ASSIGNMENT: Where does the word "organeller" show up in the records? Copy every line that holds it.

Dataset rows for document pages
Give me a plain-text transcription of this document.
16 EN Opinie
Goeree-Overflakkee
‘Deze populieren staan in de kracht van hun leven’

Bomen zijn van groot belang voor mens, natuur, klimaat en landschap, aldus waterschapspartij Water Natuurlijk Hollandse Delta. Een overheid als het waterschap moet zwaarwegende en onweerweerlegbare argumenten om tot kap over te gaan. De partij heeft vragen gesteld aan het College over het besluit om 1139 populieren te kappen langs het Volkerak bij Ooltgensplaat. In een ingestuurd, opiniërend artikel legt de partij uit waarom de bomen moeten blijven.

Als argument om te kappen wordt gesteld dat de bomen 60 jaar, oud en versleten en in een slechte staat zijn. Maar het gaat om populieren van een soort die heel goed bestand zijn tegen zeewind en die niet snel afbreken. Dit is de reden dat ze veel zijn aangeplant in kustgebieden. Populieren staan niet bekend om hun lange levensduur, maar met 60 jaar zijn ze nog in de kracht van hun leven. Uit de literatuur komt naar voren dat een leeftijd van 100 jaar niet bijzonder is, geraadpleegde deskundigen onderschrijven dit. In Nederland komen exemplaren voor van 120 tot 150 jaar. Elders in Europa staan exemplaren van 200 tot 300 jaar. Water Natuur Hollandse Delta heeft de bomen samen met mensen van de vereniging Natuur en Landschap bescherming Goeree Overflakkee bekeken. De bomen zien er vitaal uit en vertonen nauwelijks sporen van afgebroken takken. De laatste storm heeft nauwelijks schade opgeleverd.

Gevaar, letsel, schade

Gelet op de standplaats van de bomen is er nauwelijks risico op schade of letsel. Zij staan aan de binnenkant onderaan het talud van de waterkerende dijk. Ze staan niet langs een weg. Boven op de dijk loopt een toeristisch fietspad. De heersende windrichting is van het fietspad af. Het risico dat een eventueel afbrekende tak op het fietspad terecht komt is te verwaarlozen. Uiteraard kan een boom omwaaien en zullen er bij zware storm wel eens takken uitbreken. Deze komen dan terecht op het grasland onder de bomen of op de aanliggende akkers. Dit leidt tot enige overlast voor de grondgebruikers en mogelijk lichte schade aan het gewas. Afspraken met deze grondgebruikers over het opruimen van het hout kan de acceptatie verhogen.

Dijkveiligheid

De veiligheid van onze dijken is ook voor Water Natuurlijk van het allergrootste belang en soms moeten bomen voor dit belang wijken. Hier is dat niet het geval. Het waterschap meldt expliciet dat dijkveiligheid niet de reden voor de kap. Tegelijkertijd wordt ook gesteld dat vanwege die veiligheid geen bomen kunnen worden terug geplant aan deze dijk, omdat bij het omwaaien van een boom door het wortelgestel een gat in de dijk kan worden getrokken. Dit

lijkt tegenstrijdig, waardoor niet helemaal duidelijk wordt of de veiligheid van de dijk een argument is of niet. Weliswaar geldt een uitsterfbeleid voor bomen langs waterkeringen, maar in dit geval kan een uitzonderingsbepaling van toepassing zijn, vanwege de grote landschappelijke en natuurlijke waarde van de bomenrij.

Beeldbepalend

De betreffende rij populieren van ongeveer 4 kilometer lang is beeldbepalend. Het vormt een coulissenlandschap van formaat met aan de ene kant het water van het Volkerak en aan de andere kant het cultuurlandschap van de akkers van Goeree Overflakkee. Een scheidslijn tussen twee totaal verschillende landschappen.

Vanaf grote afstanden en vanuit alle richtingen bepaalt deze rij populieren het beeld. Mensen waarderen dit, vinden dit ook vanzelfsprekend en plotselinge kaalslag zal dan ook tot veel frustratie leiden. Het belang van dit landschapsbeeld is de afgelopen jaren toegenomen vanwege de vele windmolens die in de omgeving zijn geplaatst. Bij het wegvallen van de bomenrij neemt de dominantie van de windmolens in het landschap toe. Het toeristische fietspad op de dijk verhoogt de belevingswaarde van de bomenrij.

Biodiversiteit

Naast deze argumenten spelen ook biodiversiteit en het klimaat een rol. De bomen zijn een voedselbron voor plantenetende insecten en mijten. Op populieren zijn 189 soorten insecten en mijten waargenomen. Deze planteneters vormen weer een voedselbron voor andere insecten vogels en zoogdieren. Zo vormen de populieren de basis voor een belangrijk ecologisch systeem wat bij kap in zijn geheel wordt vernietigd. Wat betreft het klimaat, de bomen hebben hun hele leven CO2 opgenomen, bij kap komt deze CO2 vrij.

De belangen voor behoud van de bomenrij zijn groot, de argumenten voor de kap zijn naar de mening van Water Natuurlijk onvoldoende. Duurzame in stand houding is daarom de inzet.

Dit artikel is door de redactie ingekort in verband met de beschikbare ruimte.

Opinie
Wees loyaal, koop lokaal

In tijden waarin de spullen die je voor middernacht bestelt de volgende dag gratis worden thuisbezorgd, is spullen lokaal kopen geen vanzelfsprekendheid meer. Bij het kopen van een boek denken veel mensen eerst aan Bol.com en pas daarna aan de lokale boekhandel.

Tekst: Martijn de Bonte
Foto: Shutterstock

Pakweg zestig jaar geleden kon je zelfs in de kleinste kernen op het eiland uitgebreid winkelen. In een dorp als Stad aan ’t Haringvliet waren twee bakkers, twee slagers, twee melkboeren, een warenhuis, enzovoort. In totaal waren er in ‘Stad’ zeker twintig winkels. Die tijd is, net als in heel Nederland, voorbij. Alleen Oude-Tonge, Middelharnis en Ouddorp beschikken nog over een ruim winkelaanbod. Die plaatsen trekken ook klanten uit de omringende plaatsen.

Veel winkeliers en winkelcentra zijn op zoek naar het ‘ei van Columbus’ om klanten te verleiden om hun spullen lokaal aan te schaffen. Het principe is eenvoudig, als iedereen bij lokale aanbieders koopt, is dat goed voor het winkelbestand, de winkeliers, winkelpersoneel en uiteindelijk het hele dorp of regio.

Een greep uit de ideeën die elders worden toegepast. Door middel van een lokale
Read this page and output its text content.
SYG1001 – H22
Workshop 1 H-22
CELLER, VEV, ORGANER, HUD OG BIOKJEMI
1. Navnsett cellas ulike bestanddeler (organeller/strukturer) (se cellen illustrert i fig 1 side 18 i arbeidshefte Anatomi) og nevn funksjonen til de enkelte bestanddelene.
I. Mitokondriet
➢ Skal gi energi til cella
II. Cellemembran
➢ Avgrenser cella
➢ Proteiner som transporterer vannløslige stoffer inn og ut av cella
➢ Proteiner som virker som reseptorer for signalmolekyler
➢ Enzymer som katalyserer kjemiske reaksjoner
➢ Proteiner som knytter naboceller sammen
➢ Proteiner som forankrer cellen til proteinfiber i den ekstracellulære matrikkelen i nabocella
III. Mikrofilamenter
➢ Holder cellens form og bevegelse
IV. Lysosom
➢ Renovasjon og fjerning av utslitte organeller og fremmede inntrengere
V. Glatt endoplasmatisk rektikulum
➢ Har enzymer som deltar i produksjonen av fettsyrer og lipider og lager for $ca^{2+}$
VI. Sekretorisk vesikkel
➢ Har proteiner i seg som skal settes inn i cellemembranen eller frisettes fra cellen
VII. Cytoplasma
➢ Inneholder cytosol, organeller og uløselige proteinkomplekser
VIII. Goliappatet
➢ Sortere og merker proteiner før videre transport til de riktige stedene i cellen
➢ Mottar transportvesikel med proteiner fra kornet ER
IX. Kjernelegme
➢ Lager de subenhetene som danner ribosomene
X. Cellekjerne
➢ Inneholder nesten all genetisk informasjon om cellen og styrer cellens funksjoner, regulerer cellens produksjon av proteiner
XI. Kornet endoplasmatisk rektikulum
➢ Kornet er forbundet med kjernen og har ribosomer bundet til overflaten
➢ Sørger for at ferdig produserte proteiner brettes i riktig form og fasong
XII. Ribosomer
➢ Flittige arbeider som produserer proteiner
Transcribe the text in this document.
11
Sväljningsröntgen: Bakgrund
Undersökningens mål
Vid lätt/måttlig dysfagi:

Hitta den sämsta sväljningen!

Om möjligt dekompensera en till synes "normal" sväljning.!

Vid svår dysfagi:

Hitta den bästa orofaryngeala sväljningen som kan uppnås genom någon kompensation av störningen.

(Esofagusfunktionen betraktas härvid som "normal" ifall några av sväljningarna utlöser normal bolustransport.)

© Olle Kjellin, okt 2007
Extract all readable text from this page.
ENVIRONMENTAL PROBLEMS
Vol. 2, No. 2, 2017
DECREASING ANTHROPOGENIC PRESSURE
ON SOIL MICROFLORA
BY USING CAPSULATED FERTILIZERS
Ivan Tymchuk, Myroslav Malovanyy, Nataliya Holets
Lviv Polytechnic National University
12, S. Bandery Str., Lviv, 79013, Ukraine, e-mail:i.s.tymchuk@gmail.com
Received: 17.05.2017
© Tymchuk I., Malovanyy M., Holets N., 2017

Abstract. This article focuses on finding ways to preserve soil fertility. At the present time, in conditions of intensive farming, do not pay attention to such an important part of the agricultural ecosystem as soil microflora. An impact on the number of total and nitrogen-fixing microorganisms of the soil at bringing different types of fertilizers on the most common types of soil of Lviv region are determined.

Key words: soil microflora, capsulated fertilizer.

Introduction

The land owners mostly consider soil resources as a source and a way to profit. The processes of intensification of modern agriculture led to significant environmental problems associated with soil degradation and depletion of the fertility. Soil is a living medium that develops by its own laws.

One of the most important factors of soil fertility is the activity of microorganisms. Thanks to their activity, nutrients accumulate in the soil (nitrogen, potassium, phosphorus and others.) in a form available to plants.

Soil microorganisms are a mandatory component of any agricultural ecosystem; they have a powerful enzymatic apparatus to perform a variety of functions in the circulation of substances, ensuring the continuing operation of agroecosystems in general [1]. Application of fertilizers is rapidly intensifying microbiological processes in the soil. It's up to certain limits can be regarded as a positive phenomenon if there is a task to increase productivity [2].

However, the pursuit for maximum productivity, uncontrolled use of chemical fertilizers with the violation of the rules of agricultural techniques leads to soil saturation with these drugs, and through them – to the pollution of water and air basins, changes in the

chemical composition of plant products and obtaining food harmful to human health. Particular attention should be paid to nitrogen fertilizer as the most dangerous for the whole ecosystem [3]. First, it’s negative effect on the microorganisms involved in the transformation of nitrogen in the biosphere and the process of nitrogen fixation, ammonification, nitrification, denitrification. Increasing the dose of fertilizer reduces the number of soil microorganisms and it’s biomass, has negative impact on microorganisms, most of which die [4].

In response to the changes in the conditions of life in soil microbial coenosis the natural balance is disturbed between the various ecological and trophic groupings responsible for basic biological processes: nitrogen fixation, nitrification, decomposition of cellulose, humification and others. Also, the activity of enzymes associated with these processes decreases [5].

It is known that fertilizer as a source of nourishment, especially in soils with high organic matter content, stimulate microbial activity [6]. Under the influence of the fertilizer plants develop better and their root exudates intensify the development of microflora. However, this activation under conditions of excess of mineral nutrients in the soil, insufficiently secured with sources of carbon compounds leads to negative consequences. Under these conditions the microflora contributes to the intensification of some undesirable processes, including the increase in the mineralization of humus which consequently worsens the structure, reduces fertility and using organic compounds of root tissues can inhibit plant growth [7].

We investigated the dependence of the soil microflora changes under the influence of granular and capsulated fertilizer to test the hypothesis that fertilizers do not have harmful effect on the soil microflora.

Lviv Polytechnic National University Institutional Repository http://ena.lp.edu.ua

ANSWER TO THIS TASK:
1. Navnsett cellas ulike bestanddeler (organeller/strukturer) (se cellen illustrert i fig 1 side 18 i arbeidshefte Anatomi) og nevn funksjonen til de enkelte bestanddelene.
➢ Renovasjon og fjerning av utslitte organeller og fremmede inntrengere
➢ Inneholder cytosol, organeller og uløselige proteinkomplekser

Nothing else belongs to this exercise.